◆ **PROVIDED MATERIAL**:
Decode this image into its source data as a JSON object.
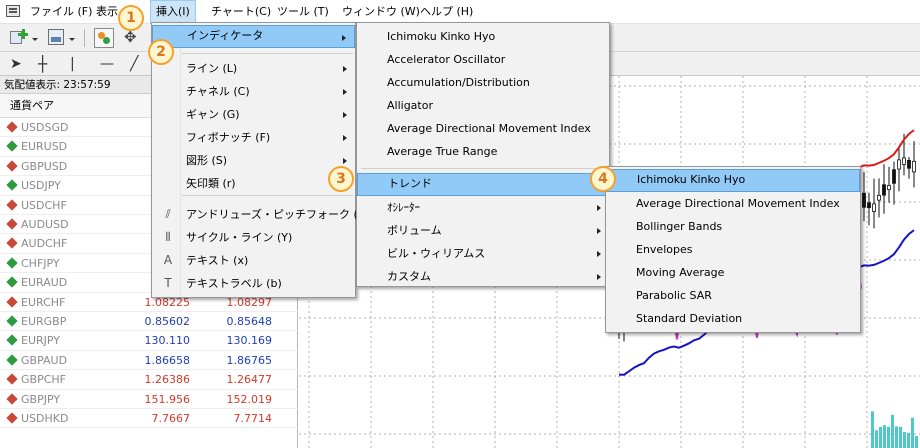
{
  "menubar": {
    "items": [
      {
        "label": "ファイル (F)"
      },
      {
        "label": "表示"
      },
      {
        "label": "挿入(I)"
      },
      {
        "label": "チャート(C)"
      },
      {
        "label": "ツール (T)"
      },
      {
        "label": "ウィンドウ (W)"
      },
      {
        "label": "ヘルプ (H)"
      }
    ]
  },
  "market_watch": {
    "title": "気配値表示: 23:57:59",
    "column_symbol": "通貨ペア",
    "rows": [
      {
        "symbol": "USDSGD",
        "dir": "down",
        "bid": "",
        "ask": ""
      },
      {
        "symbol": "EURUSD",
        "dir": "up",
        "bid": "",
        "ask": ""
      },
      {
        "symbol": "GBPUSD",
        "dir": "down",
        "bid": "",
        "ask": ""
      },
      {
        "symbol": "USDJPY",
        "dir": "up",
        "bid": "",
        "ask": ""
      },
      {
        "symbol": "USDCHF",
        "dir": "down",
        "bid": "",
        "ask": ""
      },
      {
        "symbol": "AUDUSD",
        "dir": "down",
        "bid": "",
        "ask": ""
      },
      {
        "symbol": "AUDCHF",
        "dir": "down",
        "bid": "",
        "ask": ""
      },
      {
        "symbol": "CHFJPY",
        "dir": "up",
        "bid": "",
        "ask": ""
      },
      {
        "symbol": "EURAUD",
        "dir": "up",
        "bid": "",
        "ask": ""
      },
      {
        "symbol": "EURCHF",
        "dir": "down",
        "bid": "1.08225",
        "ask": "1.08297"
      },
      {
        "symbol": "EURGBP",
        "dir": "up",
        "bid": "0.85602",
        "ask": "0.85648"
      },
      {
        "symbol": "EURJPY",
        "dir": "up",
        "bid": "130.110",
        "ask": "130.169"
      },
      {
        "symbol": "GBPAUD",
        "dir": "up",
        "bid": "1.86658",
        "ask": "1.86765"
      },
      {
        "symbol": "GBPCHF",
        "dir": "down",
        "bid": "1.26386",
        "ask": "1.26477"
      },
      {
        "symbol": "GBPJPY",
        "dir": "down",
        "bid": "151.956",
        "ask": "152.019"
      },
      {
        "symbol": "USDHKD",
        "dir": "down",
        "bid": "7.7667",
        "ask": "7.7714"
      }
    ]
  },
  "insert_menu": {
    "items": [
      {
        "label": "インディケータ",
        "submenu": true,
        "icon": ""
      },
      {
        "label": "ライン (L)",
        "submenu": true,
        "icon": ""
      },
      {
        "label": "チャネル (C)",
        "submenu": true,
        "icon": ""
      },
      {
        "label": "ギャン (G)",
        "submenu": true,
        "icon": ""
      },
      {
        "label": "フィボナッチ (F)",
        "submenu": true,
        "icon": ""
      },
      {
        "label": "図形 (S)",
        "submenu": true,
        "icon": ""
      },
      {
        "label": "矢印類 (r)",
        "submenu": false,
        "icon": ""
      },
      {
        "label": "アンドリューズ・ピッチフォーク (A)",
        "submenu": false,
        "icon": "pitchfork-icon"
      },
      {
        "label": "サイクル・ライン (Y)",
        "submenu": false,
        "icon": "cycle-lines-icon"
      },
      {
        "label": "テキスト (x)",
        "submenu": false,
        "icon": "text-icon"
      },
      {
        "label": "テキストラベル (b)",
        "submenu": false,
        "icon": "text-label-icon"
      }
    ]
  },
  "indicator_menu": {
    "items": [
      {
        "label": "Ichimoku Kinko Hyo",
        "submenu": false
      },
      {
        "label": "Accelerator Oscillator",
        "submenu": false
      },
      {
        "label": "Accumulation/Distribution",
        "submenu": false
      },
      {
        "label": "Alligator",
        "submenu": false
      },
      {
        "label": "Average Directional Movement Index",
        "submenu": false
      },
      {
        "label": "Average True Range",
        "submenu": false
      },
      {
        "label": "トレンド",
        "submenu": true
      },
      {
        "label": "ｵｼﾚｰﾀｰ",
        "submenu": true
      },
      {
        "label": "ボリューム",
        "submenu": true
      },
      {
        "label": "ビル・ウィリアムス",
        "submenu": true
      },
      {
        "label": "カスタム",
        "submenu": true
      }
    ]
  },
  "trend_menu": {
    "items": [
      {
        "label": "Ichimoku Kinko Hyo"
      },
      {
        "label": "Average Directional Movement Index"
      },
      {
        "label": "Bollinger Bands"
      },
      {
        "label": "Envelopes"
      },
      {
        "label": "Moving Average"
      },
      {
        "label": "Parabolic SAR"
      },
      {
        "label": "Standard Deviation"
      }
    ]
  },
  "callouts": [
    "1",
    "2",
    "3",
    "4"
  ],
  "colors": {
    "menu_highlight": "#91c9f7",
    "callout_border": "#f6a02d",
    "up_arrow": "#2d9b3e",
    "down_arrow": "#c9483a",
    "chart_red": "#e01818",
    "chart_blue": "#1414c8",
    "chart_magenta": "#c03cc0",
    "chart_aqua": "#4ec9c9"
  }
}
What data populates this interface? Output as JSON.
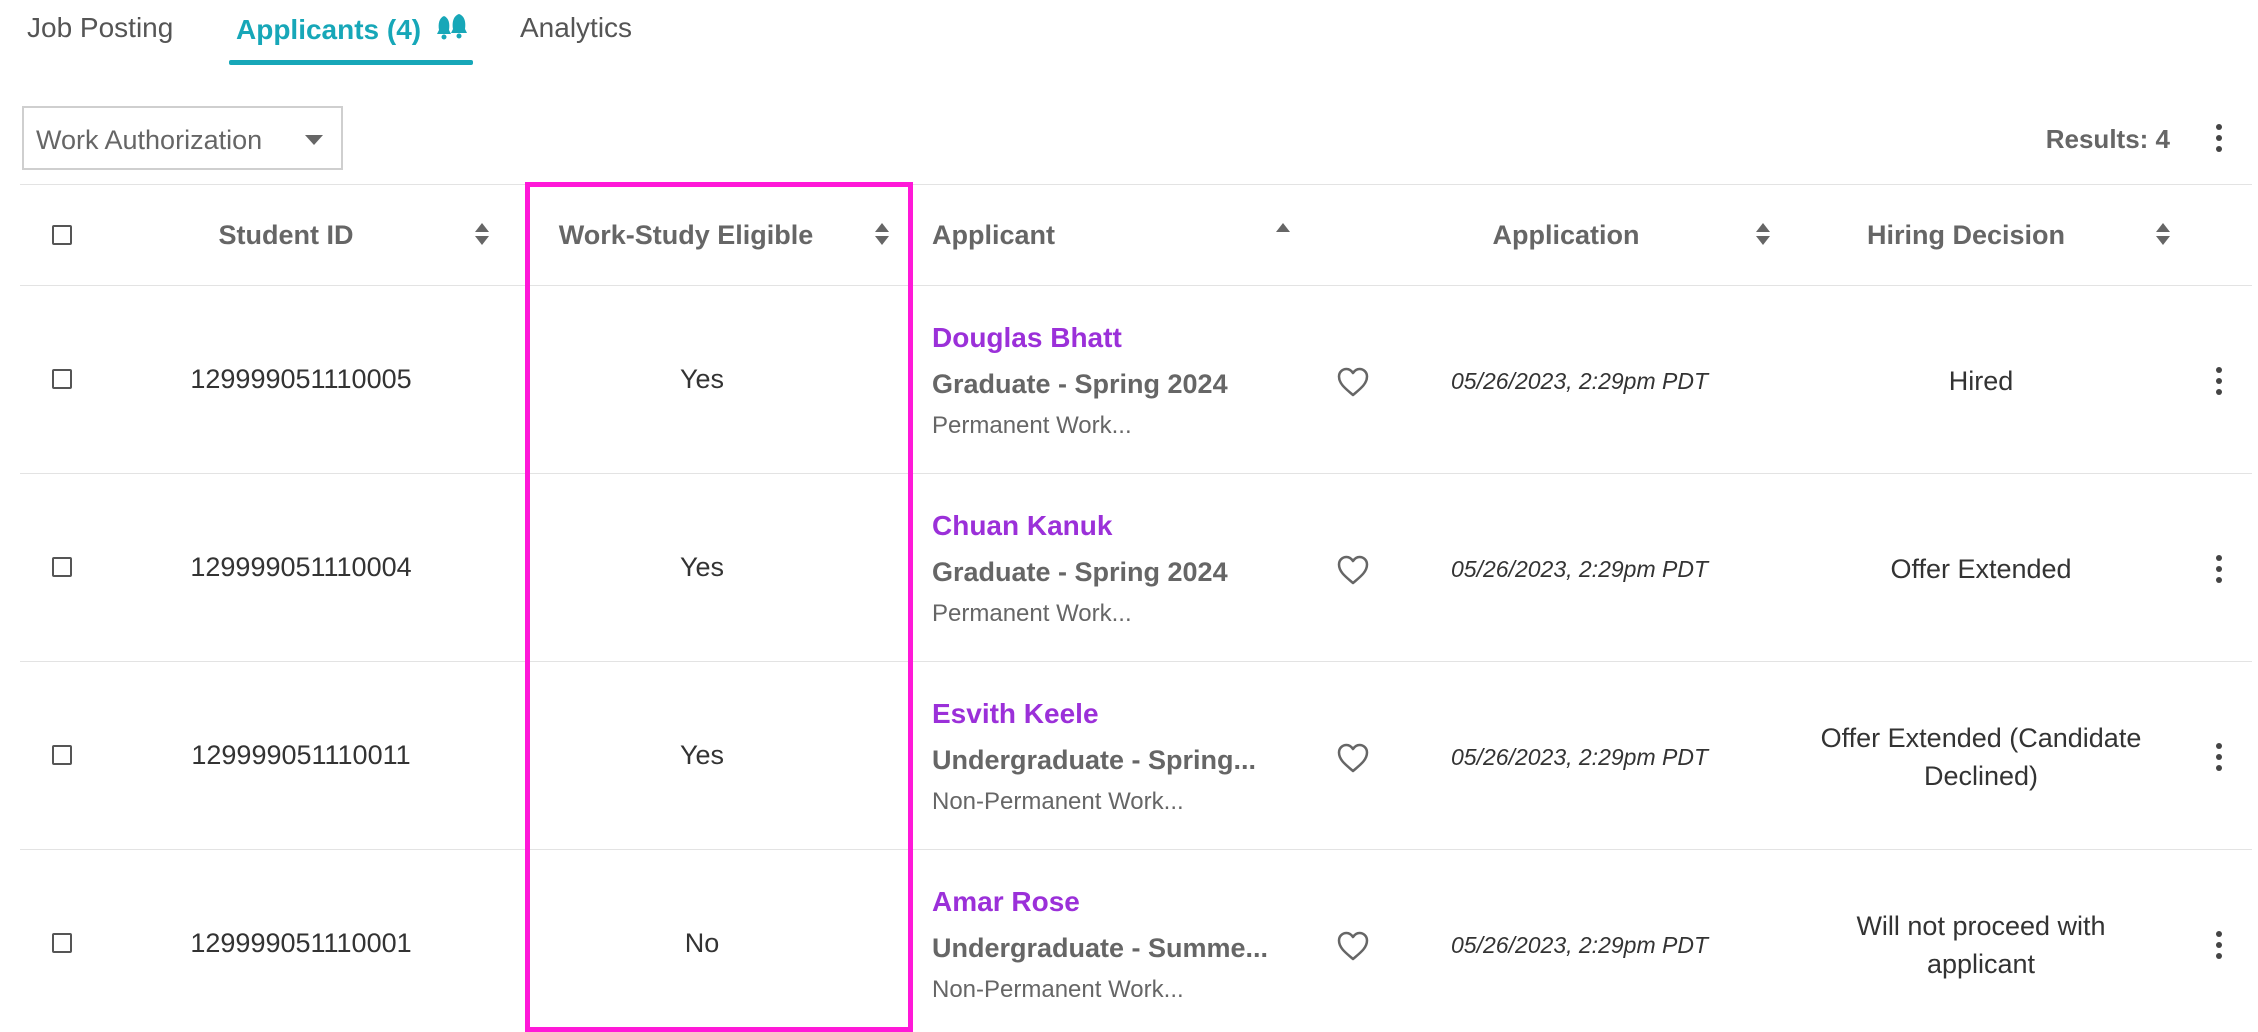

◆ **REQUIREMENT**: Return every line holding the word "data" from the records.

◆ **THE SOLUTION**:
Decode this image into its source data as a JSON object.
What data populates this interface? Output as JSON.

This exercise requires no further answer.